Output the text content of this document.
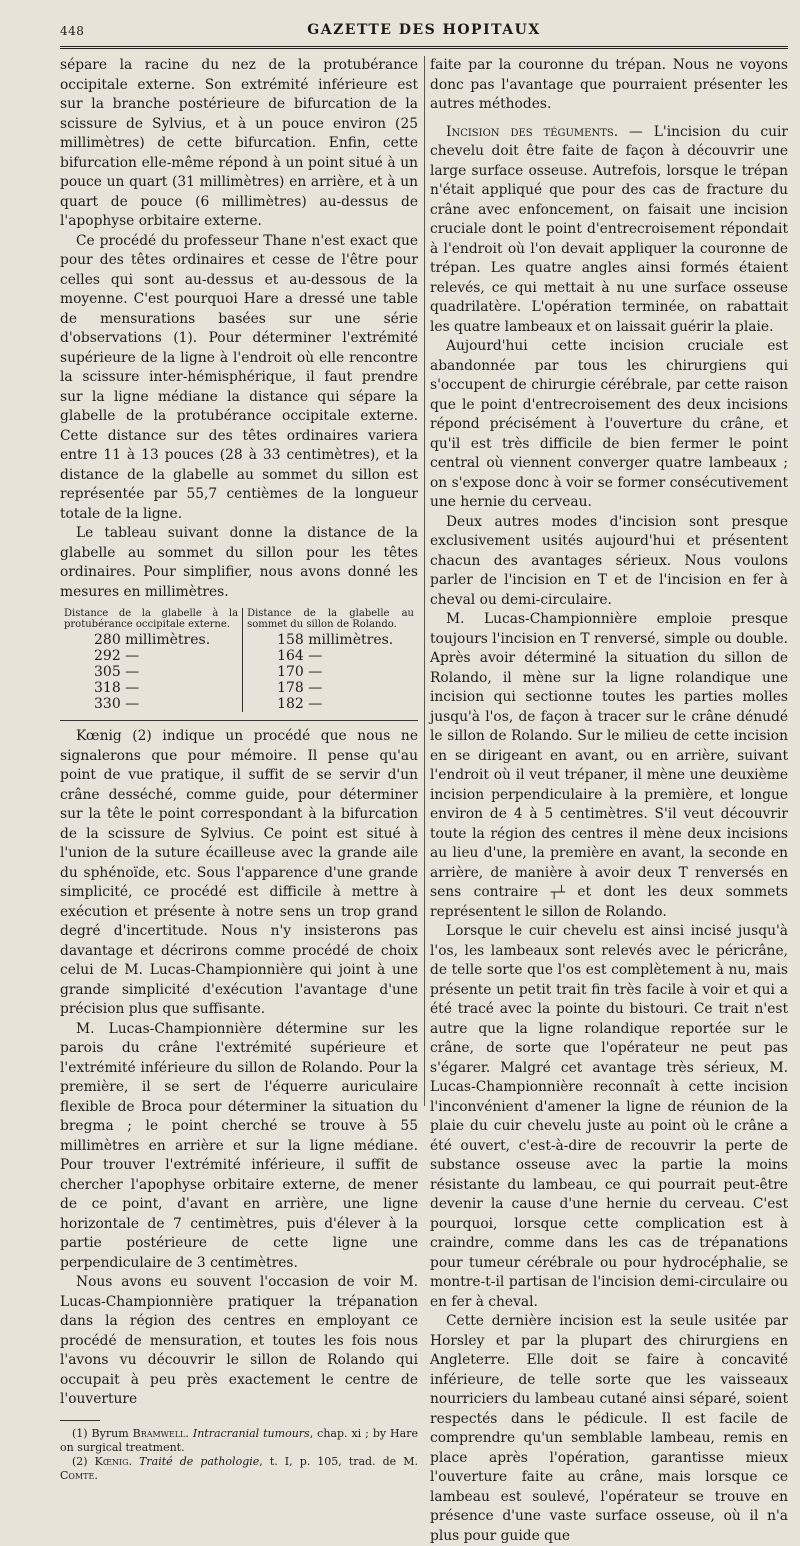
448	GAZETTE DES HOPITAUX

sépare la racine du nez de la protubérance occipitale externe. Son extrémité inférieure est sur la branche postérieure de bifurcation de la scissure de Sylvius, et à un pouce environ (25 millimètres) de cette bifurcation. Enfin, cette bifurcation elle-même répond à un point situé à un pouce un quart (31 millimètres) en arrière, et à un quart de pouce (6 millimètres) au-dessus de l'apophyse orbitaire externe.

Ce procédé du professeur Thane n'est exact que pour des têtes ordinaires et cesse de l'être pour celles qui sont au-dessus et au-dessous de la moyenne. C'est pourquoi Hare a dressé une table de mensurations basées sur une série d'observations (1). Pour déterminer l'extrémité supérieure de la ligne à l'endroit où elle rencontre la scissure inter-hémisphérique, il faut prendre sur la ligne médiane la distance qui sépare la glabelle de la protubérance occipitale externe. Cette distance sur des têtes ordinaires variera entre 11 à 13 pouces (28 à 33 centimètres), et la distance de la glabelle au sommet du sillon est représentée par 55,7 centièmes de la longueur totale de la ligne.

Le tableau suivant donne la distance de la glabelle au sommet du sillon pour les têtes ordinaires. Pour simplifier, nous avons donné les mesures en millimètres.

Distance de la glabelle à la protubérance occipitale externe.	Distance de la glabelle au sommet du sillon de Rolando.
280 millimètres.	158 millimètres.
292 —	164 —
305 —	170 —
318 —	178 —
330 —	182 —

Kœnig (2) indique un procédé que nous ne signalerons que pour mémoire. Il pense qu'au point de vue pratique, il suffit de se servir d'un crâne desséché, comme guide, pour déterminer sur la tête le point correspondant à la bifurcation de la scissure de Sylvius. Ce point est situé à l'union de la suture écailleuse avec la grande aile du sphénoïde, etc. Sous l'apparence d'une grande simplicité, ce procédé est difficile à mettre à exécution et présente à notre sens un trop grand degré d'incertitude. Nous n'y insisterons pas davantage et décrirons comme procédé de choix celui de M. Lucas-Championnière qui joint à une grande simplicité d'exécution l'avantage d'une précision plus que suffisante.

M. Lucas-Championnière détermine sur les parois du crâne l'extrémité supérieure et l'extrémité inférieure du sillon de Rolando. Pour la première, il se sert de l'équerre auriculaire flexible de Broca pour déterminer la situation du bregma ; le point cherché se trouve à 55 millimètres en arrière et sur la ligne médiane. Pour trouver l'extrémité inférieure, il suffit de chercher l'apophyse orbitaire externe, de mener de ce point, d'avant en arrière, une ligne horizontale de 7 centimètres, puis d'élever à la partie postérieure de cette ligne une perpendiculaire de 3 centimètres.

Nous avons eu souvent l'occasion de voir M. Lucas-Championnière pratiquer la trépanation dans la région des centres en employant ce procédé de mensuration, et toutes les fois nous l'avons vu découvrir le sillon de Rolando qui occupait à peu près exactement le centre de l'ouverture

(1) Byrum Bramwell. Intracranial tumours, chap. xi ; by Hare on surgical treatment.

(2) Kœnig. Traité de pathologie, t. I, p. 105, trad. de M. Comte.

faite par la couronne du trépan. Nous ne voyons donc pas l'avantage que pourraient présenter les autres méthodes.

Incision des téguments. — L'incision du cuir chevelu doit être faite de façon à découvrir une large surface osseuse. Autrefois, lorsque le trépan n'était appliqué que pour des cas de fracture du crâne avec enfoncement, on faisait une incision cruciale dont le point d'entrecroisement répondait à l'endroit où l'on devait appliquer la couronne de trépan. Les quatre angles ainsi formés étaient relevés, ce qui mettait à nu une surface osseuse quadrilatère. L'opération terminée, on rabattait les quatre lambeaux et on laissait guérir la plaie.

Aujourd'hui cette incision cruciale est abandonnée par tous les chirurgiens qui s'occupent de chirurgie cérébrale, par cette raison que le point d'entrecroisement des deux incisions répond précisément à l'ouverture du crâne, et qu'il est très difficile de bien fermer le point central où viennent converger quatre lambeaux ; on s'expose donc à voir se former consécutivement une hernie du cerveau.

Deux autres modes d'incision sont presque exclusivement usités aujourd'hui et présentent chacun des avantages sérieux. Nous voulons parler de l'incision en T et de l'incision en fer à cheval ou demi-circulaire.

M. Lucas-Championnière emploie presque toujours l'incision en T renversé, simple ou double. Après avoir déterminé la situation du sillon de Rolando, il mène sur la ligne rolandique une incision qui sectionne toutes les parties molles jusqu'à l'os, de façon à tracer sur le crâne dénudé le sillon de Rolando. Sur le milieu de cette incision en se dirigeant en avant, ou en arrière, suivant l'endroit où il veut trépaner, il mène une deuxième incision perpendiculaire à la première, et longue environ de 4 à 5 centimètres. S'il veut découvrir toute la région des centres il mène deux incisions au lieu d'une, la première en avant, la seconde en arrière, de manière à avoir deux T renversés en sens contraire ┬┴ et dont les deux sommets représentent le sillon de Rolando.

Lorsque le cuir chevelu est ainsi incisé jusqu'à l'os, les lambeaux sont relevés avec le péricrâne, de telle sorte que l'os est complètement à nu, mais présente un petit trait fin très facile à voir et qui a été tracé avec la pointe du bistouri. Ce trait n'est autre que la ligne rolandique reportée sur le crâne, de sorte que l'opérateur ne peut pas s'égarer. Malgré cet avantage très sérieux, M. Lucas-Championnière reconnaît à cette incision l'inconvénient d'amener la ligne de réunion de la plaie du cuir chevelu juste au point où le crâne a été ouvert, c'est-à-dire de recouvrir la perte de substance osseuse avec la partie la moins résistante du lambeau, ce qui pourrait peut-être devenir la cause d'une hernie du cerveau. C'est pourquoi, lorsque cette complication est à craindre, comme dans les cas de trépanations pour tumeur cérébrale ou pour hydrocéphalie, se montre-t-il partisan de l'incision demi-circulaire ou en fer à cheval.

Cette dernière incision est la seule usitée par Horsley et par la plupart des chirurgiens en Angleterre. Elle doit se faire à concavité inférieure, de telle sorte que les vaisseaux nourriciers du lambeau cutané ainsi séparé, soient respectés dans le pédicule. Il est facile de comprendre qu'un semblable lambeau, remis en place après l'opération, garantisse mieux l'ouverture faite au crâne, mais lorsque ce lambeau est soulevé, l'opérateur se trouve en présence d'une vaste surface osseuse, où il n'a plus pour guide que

## [What is being asked]
Gather all lines from the listing above in which "autres" occurs.

## [Result for this exercise]
faite par la couronne du trépan. Nous ne voyons donc pas l'avantage que pourraient présenter les autres méthodes.
Deux autres modes d'incision sont presque exclusivement usités aujourd'hui et présentent chacun des avantages sérieux. Nous voulons parler de l'incision en T et de l'incision en fer à cheval ou demi-circulaire.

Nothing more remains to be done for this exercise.